Exercise details → Show each line of the data below that has the string "вдруг" in it.

Material supplied →

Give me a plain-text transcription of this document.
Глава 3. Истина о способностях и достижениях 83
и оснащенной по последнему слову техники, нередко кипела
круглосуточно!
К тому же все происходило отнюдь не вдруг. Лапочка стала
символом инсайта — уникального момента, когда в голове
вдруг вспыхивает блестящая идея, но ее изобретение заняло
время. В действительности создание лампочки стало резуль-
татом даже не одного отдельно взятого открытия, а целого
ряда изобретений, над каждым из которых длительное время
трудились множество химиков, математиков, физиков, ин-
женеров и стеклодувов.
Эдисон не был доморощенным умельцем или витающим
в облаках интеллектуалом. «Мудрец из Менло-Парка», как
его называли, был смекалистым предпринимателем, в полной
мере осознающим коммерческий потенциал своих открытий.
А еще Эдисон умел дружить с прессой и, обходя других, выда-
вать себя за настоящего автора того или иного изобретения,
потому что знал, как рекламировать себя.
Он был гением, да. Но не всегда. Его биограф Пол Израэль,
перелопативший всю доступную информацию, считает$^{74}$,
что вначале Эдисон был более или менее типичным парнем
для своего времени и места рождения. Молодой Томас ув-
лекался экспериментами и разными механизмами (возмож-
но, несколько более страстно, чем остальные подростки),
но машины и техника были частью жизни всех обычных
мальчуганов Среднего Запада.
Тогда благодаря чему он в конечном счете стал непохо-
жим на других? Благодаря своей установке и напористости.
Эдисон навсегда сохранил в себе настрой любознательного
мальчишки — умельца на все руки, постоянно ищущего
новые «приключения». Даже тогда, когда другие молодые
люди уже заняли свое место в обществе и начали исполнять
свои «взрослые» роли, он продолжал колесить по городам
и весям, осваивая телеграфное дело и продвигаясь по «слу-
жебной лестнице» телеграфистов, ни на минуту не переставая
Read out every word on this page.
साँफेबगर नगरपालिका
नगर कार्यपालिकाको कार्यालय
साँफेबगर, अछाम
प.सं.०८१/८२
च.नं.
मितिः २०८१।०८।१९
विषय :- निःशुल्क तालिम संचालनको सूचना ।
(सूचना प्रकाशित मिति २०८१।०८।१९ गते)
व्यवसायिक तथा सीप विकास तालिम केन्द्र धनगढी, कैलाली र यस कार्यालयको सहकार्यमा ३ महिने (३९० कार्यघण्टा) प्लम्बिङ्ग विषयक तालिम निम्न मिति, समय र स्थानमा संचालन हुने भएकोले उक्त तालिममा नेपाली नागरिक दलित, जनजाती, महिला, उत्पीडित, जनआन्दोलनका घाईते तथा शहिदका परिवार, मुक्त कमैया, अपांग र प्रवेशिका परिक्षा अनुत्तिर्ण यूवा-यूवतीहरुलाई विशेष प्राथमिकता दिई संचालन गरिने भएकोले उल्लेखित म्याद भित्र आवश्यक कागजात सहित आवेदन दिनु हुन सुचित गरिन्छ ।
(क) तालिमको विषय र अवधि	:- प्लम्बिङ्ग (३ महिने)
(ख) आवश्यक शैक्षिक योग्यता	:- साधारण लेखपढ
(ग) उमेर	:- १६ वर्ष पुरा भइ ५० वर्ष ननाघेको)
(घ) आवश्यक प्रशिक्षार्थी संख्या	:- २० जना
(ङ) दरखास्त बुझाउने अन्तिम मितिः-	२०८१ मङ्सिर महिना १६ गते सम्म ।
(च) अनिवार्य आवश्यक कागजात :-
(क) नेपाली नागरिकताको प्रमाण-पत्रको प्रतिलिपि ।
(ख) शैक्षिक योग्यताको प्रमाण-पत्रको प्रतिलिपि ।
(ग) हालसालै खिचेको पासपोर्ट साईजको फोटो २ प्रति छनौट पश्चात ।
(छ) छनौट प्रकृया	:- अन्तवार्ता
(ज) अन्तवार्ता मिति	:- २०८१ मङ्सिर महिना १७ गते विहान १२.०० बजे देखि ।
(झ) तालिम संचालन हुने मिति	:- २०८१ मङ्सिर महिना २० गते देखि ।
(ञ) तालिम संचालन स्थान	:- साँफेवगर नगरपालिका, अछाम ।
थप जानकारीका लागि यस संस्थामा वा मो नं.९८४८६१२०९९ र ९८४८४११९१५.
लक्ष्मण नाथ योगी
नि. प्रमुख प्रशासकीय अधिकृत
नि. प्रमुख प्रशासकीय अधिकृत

Answer below →
К тому же все происходило отнюдь не вдруг. Лапочка стала
вдруг вспыхивает блестящая идея, но ее изобретение заняло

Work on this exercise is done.